[Dataset entries on figures]
——————

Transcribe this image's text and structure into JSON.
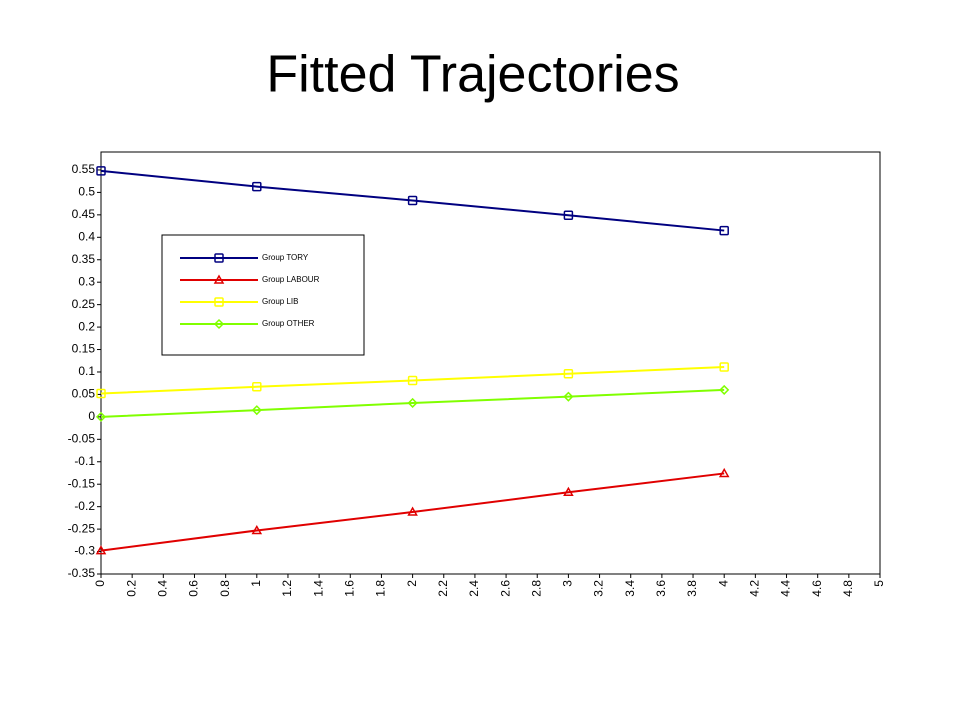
{
  "chart_data": {
    "type": "line",
    "title": "Fitted Trajectories",
    "x": [
      0,
      1,
      2,
      3,
      4
    ],
    "series": [
      {
        "name": "Group TORY",
        "color": "#000080",
        "marker": "square",
        "values": [
          0.548,
          0.513,
          0.482,
          0.449,
          0.415
        ]
      },
      {
        "name": "Group LABOUR",
        "color": "#e00000",
        "marker": "triangle",
        "values": [
          -0.298,
          -0.253,
          -0.212,
          -0.168,
          -0.126
        ]
      },
      {
        "name": "Group LIB",
        "color": "#ffff00",
        "marker": "square",
        "values": [
          0.052,
          0.067,
          0.081,
          0.096,
          0.111
        ]
      },
      {
        "name": "Group OTHER",
        "color": "#80ff00",
        "marker": "diamond",
        "values": [
          0.0,
          0.015,
          0.031,
          0.045,
          0.06
        ]
      }
    ],
    "xlim": [
      0,
      5
    ],
    "xticks": [
      0,
      0.2,
      0.4,
      0.6,
      0.8,
      1,
      1.2,
      1.4,
      1.6,
      1.8,
      2,
      2.2,
      2.4,
      2.6,
      2.8,
      3,
      3.2,
      3.4,
      3.6,
      3.8,
      4,
      4.2,
      4.4,
      4.6,
      4.8,
      5
    ],
    "ylim": [
      -0.35,
      0.59
    ],
    "yticks": [
      -0.35,
      -0.3,
      -0.25,
      -0.2,
      -0.15,
      -0.1,
      -0.05,
      0,
      0.05,
      0.1,
      0.15,
      0.2,
      0.25,
      0.3,
      0.35,
      0.4,
      0.45,
      0.5,
      0.55
    ],
    "legend": "upper-left",
    "grid": false
  }
}
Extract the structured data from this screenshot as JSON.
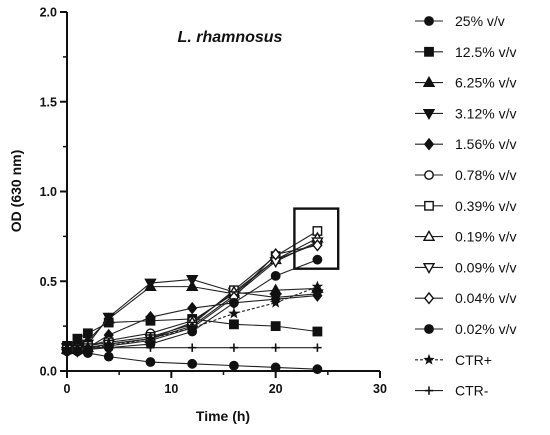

——————

- _Task prompt_
Extract each line from the listing that holds the word "JSON".

- _Written answer_
Transcribe this image's text and structure into JSON.
Extract the structured data from this screenshot as JSON.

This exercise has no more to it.